Collection entries
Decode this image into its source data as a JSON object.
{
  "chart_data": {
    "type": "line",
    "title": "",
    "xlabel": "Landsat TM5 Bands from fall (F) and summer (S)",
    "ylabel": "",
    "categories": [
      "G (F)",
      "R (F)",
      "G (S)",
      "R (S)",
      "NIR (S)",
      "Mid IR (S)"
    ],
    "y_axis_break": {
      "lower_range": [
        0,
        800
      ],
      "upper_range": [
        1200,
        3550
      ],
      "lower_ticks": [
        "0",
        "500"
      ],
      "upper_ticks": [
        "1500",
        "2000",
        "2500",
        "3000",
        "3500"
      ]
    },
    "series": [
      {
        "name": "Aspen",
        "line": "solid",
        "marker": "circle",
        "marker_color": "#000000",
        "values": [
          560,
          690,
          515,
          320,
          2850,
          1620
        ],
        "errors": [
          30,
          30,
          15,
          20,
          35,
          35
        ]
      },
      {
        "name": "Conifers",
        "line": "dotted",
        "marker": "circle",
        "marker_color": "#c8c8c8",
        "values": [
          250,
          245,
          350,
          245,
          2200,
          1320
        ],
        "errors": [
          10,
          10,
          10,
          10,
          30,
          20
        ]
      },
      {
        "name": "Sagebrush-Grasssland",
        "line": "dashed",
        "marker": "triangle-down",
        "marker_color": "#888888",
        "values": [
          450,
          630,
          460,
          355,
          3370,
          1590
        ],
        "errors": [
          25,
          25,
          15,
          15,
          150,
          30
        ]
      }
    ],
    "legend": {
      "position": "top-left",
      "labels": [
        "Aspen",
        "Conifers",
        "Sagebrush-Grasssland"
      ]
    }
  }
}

#### The task
Repeat the material above exactly.

#### Exercise solution
Decode this image into its source data as a JSON object.
{
  "chart_data": {
    "type": "line",
    "title": "",
    "xlabel": "Landsat TM5 Bands from fall (F) and summer (S)",
    "ylabel": "",
    "categories": [
      "G (F)",
      "R (F)",
      "G (S)",
      "R (S)",
      "NIR (S)",
      "Mid IR (S)"
    ],
    "y_axis_break": {
      "lower_range": [
        0,
        800
      ],
      "upper_range": [
        1200,
        3550
      ],
      "lower_ticks": [
        "0",
        "500"
      ],
      "upper_ticks": [
        "1500",
        "2000",
        "2500",
        "3000",
        "3500"
      ]
    },
    "series": [
      {
        "name": "Aspen",
        "line": "solid",
        "marker": "circle",
        "marker_color": "#000000",
        "values": [
          560,
          690,
          515,
          320,
          2850,
          1620
        ],
        "errors": [
          30,
          30,
          15,
          20,
          35,
          35
        ]
      },
      {
        "name": "Conifers",
        "line": "dotted",
        "marker": "circle",
        "marker_color": "#c8c8c8",
        "values": [
          250,
          245,
          350,
          245,
          2200,
          1320
        ],
        "errors": [
          10,
          10,
          10,
          10,
          30,
          20
        ]
      },
      {
        "name": "Sagebrush-Grasssland",
        "line": "dashed",
        "marker": "triangle-down",
        "marker_color": "#888888",
        "values": [
          450,
          630,
          460,
          355,
          3370,
          1590
        ],
        "errors": [
          25,
          25,
          15,
          15,
          150,
          30
        ]
      }
    ],
    "legend": {
      "position": "top-left",
      "labels": [
        "Aspen",
        "Conifers",
        "Sagebrush-Grasssland"
      ]
    }
  }
}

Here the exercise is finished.